[Questions]
1. Copy the passage below on the energy efficiency grant program word for word, beginning at the words "Proposed by President" and stopping after "with another one.)".
2. Write what comes next in the passage below on the energy efficiency grant program, picking up after its final sentence.

___ Document passage

Proposed by President Obama in his State of the Union speech and more recently in legislation introduced by Senators Mark Warner (D–VA) and Joe Manchin (D–WV), the race to the top is a $200 million grant program to promote energy efficiency that adds even more taxpayer money to existing federal and state efficiency subsidies and mandates. (The legislation has a spending offset, but only by replacing one unnecessary, taxpayer-funded energy efficiency program with another one.)

States and qualifying entities would submit proposals to the Department of Energy (DOE) for efficiency upgrades such as building retrofits for public and private commercial buildings, schools, hospitals, and residential buildings as well as industrial efficiency, demand-side management, and more. The DOE would provide a first phase of funding to no more than 25 states and a second round of much larger grants to no more than six states based on the project proposal, geography, and likelihood of success.

If spending on efficiency increases competitiveness or saves businesses and manufacturers money, they should make those investments on their own. In fact, companies invest in innovative technologies that conserve energy all the time, because such investments do save money and make their products more competitive. They do not need the federal government to prod them with taxpayer-funded subsidies.

______
___ Listed entries

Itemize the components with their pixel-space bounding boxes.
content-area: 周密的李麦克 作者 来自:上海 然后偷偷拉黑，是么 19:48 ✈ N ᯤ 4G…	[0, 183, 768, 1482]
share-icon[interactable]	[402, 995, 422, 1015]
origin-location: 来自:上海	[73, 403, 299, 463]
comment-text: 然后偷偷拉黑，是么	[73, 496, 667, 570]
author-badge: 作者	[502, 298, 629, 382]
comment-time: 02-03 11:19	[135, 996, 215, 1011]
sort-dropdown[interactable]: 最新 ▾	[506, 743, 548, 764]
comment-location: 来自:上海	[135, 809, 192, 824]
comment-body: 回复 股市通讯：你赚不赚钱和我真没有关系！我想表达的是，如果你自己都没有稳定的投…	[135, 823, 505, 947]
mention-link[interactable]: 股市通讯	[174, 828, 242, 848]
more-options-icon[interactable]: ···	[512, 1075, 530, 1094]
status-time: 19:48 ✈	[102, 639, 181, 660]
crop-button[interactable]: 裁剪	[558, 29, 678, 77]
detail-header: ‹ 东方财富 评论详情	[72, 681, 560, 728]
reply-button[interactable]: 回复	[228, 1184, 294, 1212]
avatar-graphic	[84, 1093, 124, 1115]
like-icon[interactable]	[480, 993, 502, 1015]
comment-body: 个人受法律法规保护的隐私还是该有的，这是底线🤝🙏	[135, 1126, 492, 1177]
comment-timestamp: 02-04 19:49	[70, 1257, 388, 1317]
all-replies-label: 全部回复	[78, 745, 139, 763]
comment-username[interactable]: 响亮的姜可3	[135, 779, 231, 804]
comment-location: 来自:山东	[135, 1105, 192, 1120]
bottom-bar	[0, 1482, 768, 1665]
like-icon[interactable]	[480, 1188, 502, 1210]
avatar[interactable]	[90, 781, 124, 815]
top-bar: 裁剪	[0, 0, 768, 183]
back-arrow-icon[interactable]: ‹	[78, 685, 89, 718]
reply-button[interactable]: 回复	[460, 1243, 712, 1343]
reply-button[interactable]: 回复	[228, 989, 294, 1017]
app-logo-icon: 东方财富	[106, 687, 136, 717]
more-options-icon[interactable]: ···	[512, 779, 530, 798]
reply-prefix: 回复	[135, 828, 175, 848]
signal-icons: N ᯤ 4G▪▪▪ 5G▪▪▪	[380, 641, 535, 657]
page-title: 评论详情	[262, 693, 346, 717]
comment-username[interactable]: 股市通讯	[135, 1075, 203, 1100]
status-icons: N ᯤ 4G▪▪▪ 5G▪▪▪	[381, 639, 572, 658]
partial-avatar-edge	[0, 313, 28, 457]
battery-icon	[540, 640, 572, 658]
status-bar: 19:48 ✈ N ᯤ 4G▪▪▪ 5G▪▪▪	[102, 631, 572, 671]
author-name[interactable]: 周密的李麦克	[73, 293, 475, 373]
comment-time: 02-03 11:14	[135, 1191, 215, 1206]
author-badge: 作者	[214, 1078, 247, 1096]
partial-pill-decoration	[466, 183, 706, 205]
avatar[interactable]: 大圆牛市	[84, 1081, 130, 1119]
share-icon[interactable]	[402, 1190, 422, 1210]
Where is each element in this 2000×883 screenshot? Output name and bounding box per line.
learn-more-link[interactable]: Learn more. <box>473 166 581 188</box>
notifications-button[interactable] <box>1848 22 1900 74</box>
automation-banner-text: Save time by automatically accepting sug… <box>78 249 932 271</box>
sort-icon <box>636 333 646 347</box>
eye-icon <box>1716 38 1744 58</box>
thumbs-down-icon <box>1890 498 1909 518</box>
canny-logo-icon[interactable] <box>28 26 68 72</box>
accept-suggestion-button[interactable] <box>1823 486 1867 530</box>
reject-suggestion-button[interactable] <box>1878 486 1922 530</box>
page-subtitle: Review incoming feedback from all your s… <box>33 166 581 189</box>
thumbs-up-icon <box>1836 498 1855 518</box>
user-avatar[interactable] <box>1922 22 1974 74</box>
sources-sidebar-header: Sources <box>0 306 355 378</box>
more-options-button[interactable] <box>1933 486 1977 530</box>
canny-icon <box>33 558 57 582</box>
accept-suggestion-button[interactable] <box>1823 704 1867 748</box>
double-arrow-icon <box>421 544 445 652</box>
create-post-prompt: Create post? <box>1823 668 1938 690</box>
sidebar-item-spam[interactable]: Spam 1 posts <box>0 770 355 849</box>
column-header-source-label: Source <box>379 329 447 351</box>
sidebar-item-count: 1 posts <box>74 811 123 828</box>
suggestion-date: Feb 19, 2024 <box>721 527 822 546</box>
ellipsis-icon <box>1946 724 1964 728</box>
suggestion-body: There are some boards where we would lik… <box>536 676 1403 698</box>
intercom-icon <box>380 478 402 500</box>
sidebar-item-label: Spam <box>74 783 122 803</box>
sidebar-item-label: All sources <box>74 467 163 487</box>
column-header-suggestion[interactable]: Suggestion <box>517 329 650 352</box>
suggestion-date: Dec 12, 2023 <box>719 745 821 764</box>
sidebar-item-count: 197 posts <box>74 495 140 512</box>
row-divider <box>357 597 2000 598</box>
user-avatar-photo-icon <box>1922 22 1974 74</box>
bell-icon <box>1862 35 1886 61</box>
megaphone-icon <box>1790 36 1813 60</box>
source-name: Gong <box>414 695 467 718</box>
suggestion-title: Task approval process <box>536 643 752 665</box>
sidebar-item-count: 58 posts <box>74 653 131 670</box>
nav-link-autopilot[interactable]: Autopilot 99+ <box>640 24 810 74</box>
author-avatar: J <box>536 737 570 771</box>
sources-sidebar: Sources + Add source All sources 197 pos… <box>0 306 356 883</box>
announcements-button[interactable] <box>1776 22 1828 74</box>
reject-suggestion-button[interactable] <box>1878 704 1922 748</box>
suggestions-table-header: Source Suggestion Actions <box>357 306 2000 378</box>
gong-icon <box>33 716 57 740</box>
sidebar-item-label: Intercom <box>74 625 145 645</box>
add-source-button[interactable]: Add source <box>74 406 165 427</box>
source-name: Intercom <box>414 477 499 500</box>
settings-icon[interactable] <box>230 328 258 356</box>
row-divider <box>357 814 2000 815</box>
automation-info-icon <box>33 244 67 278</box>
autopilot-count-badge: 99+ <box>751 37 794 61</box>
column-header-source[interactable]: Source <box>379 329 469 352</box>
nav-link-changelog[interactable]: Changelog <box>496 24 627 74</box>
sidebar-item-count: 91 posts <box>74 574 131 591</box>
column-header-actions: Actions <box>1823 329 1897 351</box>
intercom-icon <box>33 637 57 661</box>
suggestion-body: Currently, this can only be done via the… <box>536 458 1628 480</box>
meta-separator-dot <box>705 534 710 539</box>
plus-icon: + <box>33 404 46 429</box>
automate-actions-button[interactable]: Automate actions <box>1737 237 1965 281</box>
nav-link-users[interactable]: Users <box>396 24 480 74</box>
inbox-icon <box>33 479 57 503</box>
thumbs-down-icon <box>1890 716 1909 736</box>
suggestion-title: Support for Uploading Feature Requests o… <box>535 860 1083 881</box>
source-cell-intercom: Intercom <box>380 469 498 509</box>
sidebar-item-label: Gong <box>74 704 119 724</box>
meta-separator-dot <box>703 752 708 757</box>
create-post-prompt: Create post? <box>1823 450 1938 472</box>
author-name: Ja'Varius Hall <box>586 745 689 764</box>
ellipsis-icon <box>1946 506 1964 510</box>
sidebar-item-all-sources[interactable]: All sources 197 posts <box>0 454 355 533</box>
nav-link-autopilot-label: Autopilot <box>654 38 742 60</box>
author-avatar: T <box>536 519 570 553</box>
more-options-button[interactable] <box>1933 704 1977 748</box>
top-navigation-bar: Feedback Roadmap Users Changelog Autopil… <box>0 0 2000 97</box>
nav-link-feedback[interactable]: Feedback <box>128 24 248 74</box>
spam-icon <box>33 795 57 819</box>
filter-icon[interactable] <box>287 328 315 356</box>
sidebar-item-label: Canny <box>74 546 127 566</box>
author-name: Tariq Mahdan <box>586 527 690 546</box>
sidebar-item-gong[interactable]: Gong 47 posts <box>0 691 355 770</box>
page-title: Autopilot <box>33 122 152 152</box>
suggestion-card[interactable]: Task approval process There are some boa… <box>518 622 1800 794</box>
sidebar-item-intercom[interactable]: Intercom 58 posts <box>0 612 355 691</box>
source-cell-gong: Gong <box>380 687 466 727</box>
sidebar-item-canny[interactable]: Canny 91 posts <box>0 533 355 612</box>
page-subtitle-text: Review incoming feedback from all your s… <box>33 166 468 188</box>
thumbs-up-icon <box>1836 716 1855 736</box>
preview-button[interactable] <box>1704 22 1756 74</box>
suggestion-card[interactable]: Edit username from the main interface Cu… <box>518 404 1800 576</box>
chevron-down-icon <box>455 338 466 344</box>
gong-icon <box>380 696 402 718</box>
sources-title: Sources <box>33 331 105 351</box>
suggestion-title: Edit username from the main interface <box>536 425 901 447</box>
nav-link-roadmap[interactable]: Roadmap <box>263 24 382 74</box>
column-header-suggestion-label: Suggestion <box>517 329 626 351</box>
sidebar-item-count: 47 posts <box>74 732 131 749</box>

______

[Exercise results]
1.
Proposed by President Obama in his State of the Union speech and more recently in legislation introduced by Senators Mark Warner (D–VA) and Joe Manchin (D–WV), the race to the top is a $200 million grant program to promote energy efficiency that adds even more taxpayer money to existing federal and state efficiency subsidies and mandates. (The legislation has a spending offset, but only by replacing one unnecessary, taxpayer-funded energy efficiency program with another one.)

2.
Energy efficiency per dollar of gross domestic product has improved dramatically over the past 60 years. Some might wrongly suggest that this was the result of efficiency standards, but technological improvements and consumer preference are the cause, and energy intensity has been in decline long before a national energy efficiency policy.

The race to the top program duplicates the many existing state and federal efficiency programs that already exist. It would provide another incentive for companies to build business models around government programs to collect taxpayer cash rather than competing in the marketplace. Government mandates, rebate programs, or spending initiatives to make businesses and homeowners more energy efficient take choices away from families and businesses and skew the rules of free enterprise.

We do not need a race to the top energy initiative funded by the government. Good ideas, competitive technologies, and profitable ventures will rise to the top without the taxpayers’ help.